- [YOUR TASK] Quote the whole listing word for word, please.

- [MATERIAL SUPPLIED]
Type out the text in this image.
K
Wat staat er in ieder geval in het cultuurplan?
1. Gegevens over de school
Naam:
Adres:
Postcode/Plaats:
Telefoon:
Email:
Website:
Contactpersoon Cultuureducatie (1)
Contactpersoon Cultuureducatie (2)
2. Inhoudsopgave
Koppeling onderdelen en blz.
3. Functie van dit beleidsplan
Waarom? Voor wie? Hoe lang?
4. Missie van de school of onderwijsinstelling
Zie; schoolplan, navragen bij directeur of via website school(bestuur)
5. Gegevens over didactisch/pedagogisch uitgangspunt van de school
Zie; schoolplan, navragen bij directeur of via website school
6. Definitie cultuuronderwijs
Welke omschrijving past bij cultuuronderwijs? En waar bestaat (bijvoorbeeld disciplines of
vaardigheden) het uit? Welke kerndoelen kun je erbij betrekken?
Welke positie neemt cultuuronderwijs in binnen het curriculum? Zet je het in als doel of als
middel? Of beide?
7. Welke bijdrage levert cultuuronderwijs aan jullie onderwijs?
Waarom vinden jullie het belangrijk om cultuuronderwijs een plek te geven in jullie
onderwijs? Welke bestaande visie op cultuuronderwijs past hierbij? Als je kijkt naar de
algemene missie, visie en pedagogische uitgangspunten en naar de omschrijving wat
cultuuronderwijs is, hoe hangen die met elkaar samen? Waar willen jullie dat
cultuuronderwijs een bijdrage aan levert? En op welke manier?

- [COMPLETE RESPONSE]
Type out the text in this image.
K
Wat staat er in ieder geval in het cultuurplan?
1. Gegevens over de school
Naam:
Adres:
Postcode/Plaats:
Telefoon:
Email:
Website:
Contactpersoon Cultuureducatie (1)
Contactpersoon Cultuureducatie (2)
2. Inhoudsopgave
Koppeling onderdelen en blz.
3. Functie van dit beleidsplan
Waarom? Voor wie? Hoe lang?
4. Missie van de school of onderwijsinstelling
Zie; schoolplan, navragen bij directeur of via website school(bestuur)
5. Gegevens over didactisch/pedagogisch uitgangspunt van de school
Zie; schoolplan, navragen bij directeur of via website school
6. Definitie cultuuronderwijs
Welke omschrijving past bij cultuuronderwijs? En waar bestaat (bijvoorbeeld disciplines of
vaardigheden) het uit? Welke kerndoelen kun je erbij betrekken?
Welke positie neemt cultuuronderwijs in binnen het curriculum? Zet je het in als doel of als
middel? Of beide?
7. Welke bijdrage levert cultuuronderwijs aan jullie onderwijs?
Waarom vinden jullie het belangrijk om cultuuronderwijs een plek te geven in jullie
onderwijs? Welke bestaande visie op cultuuronderwijs past hierbij? Als je kijkt naar de
algemene missie, visie en pedagogische uitgangspunten en naar de omschrijving wat
cultuuronderwijs is, hoe hangen die met elkaar samen? Waar willen jullie dat
cultuuronderwijs een bijdrage aan levert? En op welke manier?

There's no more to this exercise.